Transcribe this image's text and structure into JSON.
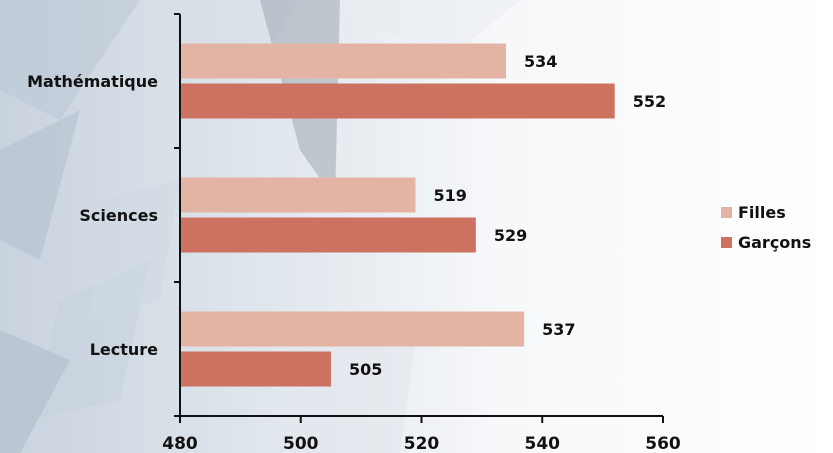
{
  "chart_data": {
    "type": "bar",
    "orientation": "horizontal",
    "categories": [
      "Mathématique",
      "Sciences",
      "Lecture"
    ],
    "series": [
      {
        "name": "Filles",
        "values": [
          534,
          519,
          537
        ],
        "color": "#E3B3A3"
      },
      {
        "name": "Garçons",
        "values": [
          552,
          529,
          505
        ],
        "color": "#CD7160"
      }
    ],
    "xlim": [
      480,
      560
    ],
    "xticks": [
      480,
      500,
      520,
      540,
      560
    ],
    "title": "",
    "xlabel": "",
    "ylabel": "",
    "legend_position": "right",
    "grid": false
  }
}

= = = = =

◆ **Given instruction**
The listing above must be printed again exactly, minus its pictures.

◆ **Exercise solution**
Transcribe this image's text and structure into JSON.
{
  "chart_data": {
    "type": "bar",
    "orientation": "horizontal",
    "categories": [
      "Mathématique",
      "Sciences",
      "Lecture"
    ],
    "series": [
      {
        "name": "Filles",
        "values": [
          534,
          519,
          537
        ],
        "color": "#E3B3A3"
      },
      {
        "name": "Garçons",
        "values": [
          552,
          529,
          505
        ],
        "color": "#CD7160"
      }
    ],
    "xlim": [
      480,
      560
    ],
    "xticks": [
      480,
      500,
      520,
      540,
      560
    ],
    "title": "",
    "xlabel": "",
    "ylabel": "",
    "legend_position": "right",
    "grid": false
  }
}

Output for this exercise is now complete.